Extra Giermasz
Radio SzczecinRadio Szczecin » Extra Giermasz
Nawet nie wiem, co powiedzieć, żeby nie było łzawo. Dobra, będzie łzawo... Lata 90-te: szał na karcianki, gry fabularne i wszystko co z nimi związane. Mnie też ogarnęła ta gorączka. Nie będę wyliczał w jakie karcianki "łupałem", na jakich sesjach RPG się pojawiałem, czy jakie książki czytałem. Jedną z nich mam do tej pory. Tytułu nie pamiętam - tylko to, że znajduje się w nim słowo "Shadowrun". Dla mnie zawsze ten świat - czyli połączenie klimatu cyberpunk z potworami z klasycznym fantasy - byo trochę magiczny, tajemniczy, fascynujący i zawierał ogromny potencjał. I zawsze czułem jakiś niedosyt: przygody w tych realiach były... hmmm, trochę za "miękkie"?. Brakowało mi tego brutalnego zderzenia magii i legendarnych stworów z techniką i technologią przyszłości. A Shadowrun: Hong Kong trochę jednak zapełnia ten niedosyt.

Zadanie A. Wypisz bez zmian z rekordów odcinek od wiersza zawierającego "agency-users-card: Show 10" aż po wiersz zawierający "pagination-prev[interactable]: ‹ (1511, 228, 1527, 244)", łącznie z obydwoma.
Tekst nie ma żadnego związku z rekordami.

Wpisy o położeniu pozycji
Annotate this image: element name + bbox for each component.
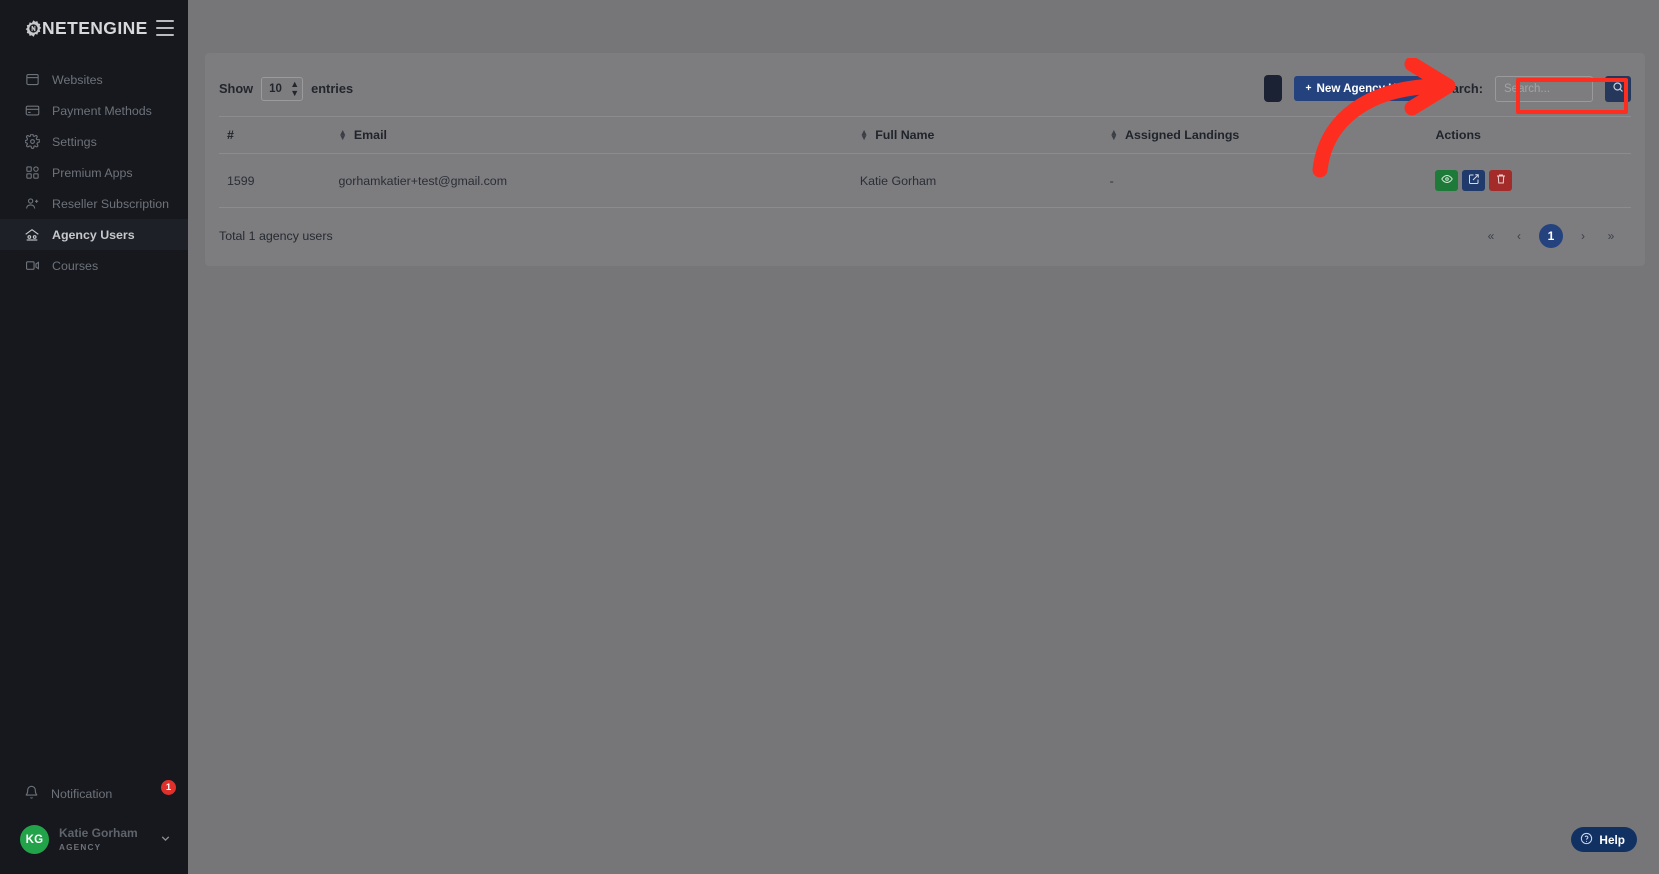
agency-users-card: Show 10 ▲ ▼ entries New Agency User Sear… (205, 53, 1645, 266)
pagination-page-1[interactable]: 1 (1539, 224, 1563, 248)
gear-icon (25, 19, 42, 37)
delete-button[interactable] (1489, 170, 1513, 191)
user-profile[interactable]: KG Katie Gorham AGENCY (0, 819, 188, 860)
trash-icon (1495, 173, 1507, 188)
search-icon (1612, 81, 1624, 96)
user-role: AGENCY (59, 842, 102, 852)
show-label: Show (219, 81, 254, 96)
chevron-down-icon[interactable] (159, 832, 178, 848)
search-button[interactable] (1605, 75, 1631, 102)
notification-badge: 1 (161, 780, 176, 795)
agency-users-table: # ▲ ▼ Email ▲ ▼ Full Name ▲ ▼ Assigned L… (219, 116, 1631, 208)
sidebar-item-reseller-subscription[interactable]: Reseller Subscription (0, 188, 188, 219)
secondary-button[interactable] (1263, 75, 1282, 102)
sidebar-item-websites[interactable]: Websites (0, 64, 188, 95)
sidebar-item-label: Reseller Subscription (52, 196, 170, 211)
video-icon (24, 258, 40, 274)
entries-value: 10 (269, 82, 282, 95)
sidebar-footer: Notification 1 KG Katie Gorham AGENCY (0, 777, 188, 874)
sort-icon: ▲ ▼ (859, 127, 869, 142)
cell-actions (1435, 153, 1631, 208)
cell-full-name: Katie Gorham (859, 153, 1110, 208)
sidebar: NETENGINE Websites Payment Methods Setti… (0, 0, 188, 874)
pagination-prev[interactable]: ‹ (1511, 228, 1527, 244)
new-agency-user-button[interactable]: New Agency User (1293, 76, 1425, 101)
total-count-text: Total 1 agency users (219, 229, 333, 243)
sidebar-item-premium-apps[interactable]: Premium Apps (0, 157, 188, 188)
entries-label: entries (311, 81, 354, 96)
sidebar-item-settings[interactable]: Settings (0, 126, 188, 157)
pagination: « ‹ 1 › » (1483, 224, 1631, 248)
sidebar-item-label: Websites (52, 72, 103, 87)
show-entries-control: Show 10 ▲ ▼ entries (219, 76, 354, 101)
notification-item[interactable]: Notification 1 (0, 777, 188, 811)
row-action-group (1435, 170, 1631, 191)
table-body: 1599 gorhamkatier+test@gmail.com Katie G… (219, 153, 1631, 208)
table-toolbar: Show 10 ▲ ▼ entries New Agency User Sear… (219, 75, 1631, 116)
sidebar-item-payment-methods[interactable]: Payment Methods (0, 95, 188, 126)
apps-icon (24, 165, 40, 181)
pagination-next[interactable]: › (1575, 228, 1591, 244)
sidebar-item-label: Premium Apps (52, 165, 133, 180)
user-name: Katie Gorham (59, 825, 138, 840)
column-header-full-name[interactable]: ▲ ▼ Full Name (859, 116, 1110, 154)
column-label: Full Name (875, 128, 935, 142)
sidebar-item-label: Courses (52, 258, 99, 273)
gear-icon (24, 134, 40, 150)
column-header-id[interactable]: # (219, 116, 339, 154)
hamburger-icon[interactable] (155, 20, 174, 36)
search-label: Search: (1436, 81, 1483, 96)
new-agency-user-label: New Agency User (1316, 82, 1415, 95)
plus-icon (1304, 82, 1313, 95)
column-label: Assigned Landings (1125, 128, 1240, 142)
column-header-assigned-landings[interactable]: ▲ ▼ Assigned Landings (1109, 116, 1436, 154)
agency-icon (24, 227, 40, 243)
sort-icon: ▲ ▼ (1109, 127, 1119, 142)
notification-label: Notification (51, 787, 113, 801)
sort-icon: ▲ ▼ (338, 127, 347, 142)
pencil-square-icon (1468, 173, 1480, 188)
column-header-actions: Actions (1435, 116, 1631, 154)
pagination-last[interactable]: » (1603, 228, 1619, 244)
avatar: KG (20, 825, 49, 854)
window-icon (24, 72, 40, 88)
brand-logo[interactable]: NETENGINE (24, 18, 148, 39)
column-label: Email (353, 128, 387, 142)
toolbar-actions: New Agency User Search: (1263, 75, 1631, 102)
sidebar-nav: Websites Payment Methods Settings Premiu… (0, 64, 188, 281)
pagination-first[interactable]: « (1483, 228, 1499, 244)
chevron-updown-icon: ▲ ▼ (290, 78, 299, 98)
cell-assigned-landings: - (1109, 153, 1436, 208)
edit-button[interactable] (1462, 170, 1486, 191)
table-header-row: # ▲ ▼ Email ▲ ▼ Full Name ▲ ▼ Assigned L… (219, 116, 1631, 154)
main-content: Show 10 ▲ ▼ entries New Agency User Sear… (188, 0, 1659, 874)
sidebar-item-courses[interactable]: Courses (0, 250, 188, 281)
sidebar-item-label: Payment Methods (52, 103, 152, 118)
sidebar-item-label: Agency Users (52, 227, 135, 242)
column-label: # (227, 128, 234, 142)
eye-icon (1441, 173, 1453, 188)
column-header-email[interactable]: ▲ ▼ Email (338, 116, 860, 154)
table-row: 1599 gorhamkatier+test@gmail.com Katie G… (219, 153, 1631, 208)
question-circle-icon (1580, 832, 1593, 848)
table-footer: Total 1 agency users « ‹ 1 › » (219, 208, 1631, 256)
sidebar-item-agency-users[interactable]: Agency Users (0, 219, 188, 250)
user-meta: Katie Gorham AGENCY (59, 825, 138, 852)
credit-card-icon (24, 103, 40, 119)
bell-icon (24, 785, 39, 803)
app-root: NETENGINE Websites Payment Methods Setti… (0, 0, 1659, 874)
help-label: Help (1599, 832, 1625, 847)
search-input[interactable] (1495, 75, 1593, 102)
sidebar-item-label: Settings (52, 134, 97, 149)
brand-name: NETENGINE (42, 17, 148, 38)
cell-id: 1599 (219, 153, 339, 208)
entries-select[interactable]: 10 ▲ ▼ (261, 76, 304, 101)
user-plus-icon (24, 196, 40, 212)
table-head: # ▲ ▼ Email ▲ ▼ Full Name ▲ ▼ Assigned L… (219, 116, 1631, 154)
cell-email: gorhamkatier+test@gmail.com (338, 153, 860, 208)
brand-header: NETENGINE (0, 0, 188, 56)
column-label: Actions (1435, 128, 1481, 142)
help-button[interactable]: Help (1571, 827, 1637, 852)
view-button[interactable] (1435, 170, 1459, 191)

Zadanie B. Kontynuuj tekst o grze Shadowrun: Hong Kong od miejsca, w którym się urywa.

Wynik zadania A.
agency-users-card: Show 10 ▲ ▼ entries New Agency User Sear… (205, 53, 1645, 266)
pagination-page-1[interactable]: 1 (1539, 224, 1563, 248)
gear-icon (25, 19, 42, 37)
delete-button[interactable] (1489, 170, 1513, 191)
user-profile[interactable]: KG Katie Gorham AGENCY (0, 819, 188, 860)
trash-icon (1495, 173, 1507, 188)
search-icon (1612, 81, 1624, 96)
user-role: AGENCY (59, 842, 102, 852)
show-label: Show (219, 81, 254, 96)
chevron-down-icon[interactable] (159, 832, 178, 848)
search-button[interactable] (1605, 75, 1631, 102)
notification-badge: 1 (161, 780, 176, 795)
agency-users-table: # ▲ ▼ Email ▲ ▼ Full Name ▲ ▼ Assigned L… (219, 116, 1631, 208)
sidebar-item-reseller-subscription[interactable]: Reseller Subscription (0, 188, 188, 219)
secondary-button[interactable] (1263, 75, 1282, 102)
sidebar-item-websites[interactable]: Websites (0, 64, 188, 95)
sidebar-item-label: Reseller Subscription (52, 196, 170, 211)
video-icon (24, 258, 40, 274)
entries-value: 10 (269, 82, 282, 95)
sidebar-footer: Notification 1 KG Katie Gorham AGENCY (0, 777, 188, 874)
sort-icon: ▲ ▼ (859, 127, 869, 142)
cell-actions (1435, 153, 1631, 208)
cell-full-name: Katie Gorham (859, 153, 1110, 208)
sidebar: NETENGINE Websites Payment Methods Setti… (0, 0, 188, 874)
pagination-prev[interactable]: ‹ (1511, 228, 1527, 244)

Wynik zadania B.
Grę do recenzji dostaliśmy od sklepu GOG.COM
GIERMASZ-Recenzja Shadowrun: Hong Kong

Ale zastrzegam - to nie jest produkcja dla okazjonalnych graczy. Produkt Harebrained Schemes to RPG z krwi i kości. Tu nie ma możliwości pyknięcia godzinki w tygodniu. Tu trzeba pożyć w tytułowym Hong Kongu przyszłości - bo w 2056 roku - i przygotować się do - uwaga na to słowo - komplementarnej rozgrywki.

Zaczyna się od rozbudowanego schematu budowania postaci, mamy do wyboru szereg umiejętności, które możemy rozwijać u naszego bohatera. Zdarza się, że jeśli którąś zaniedbamy, zniweczy to naszą szansę na ukończenie jakiejś misji. A to może doprowadzić do furii, nawet nie tyle z powodu konieczności nadrobienia zaległości, ale dlatego, że nie dowiemy się, co będzie dalej.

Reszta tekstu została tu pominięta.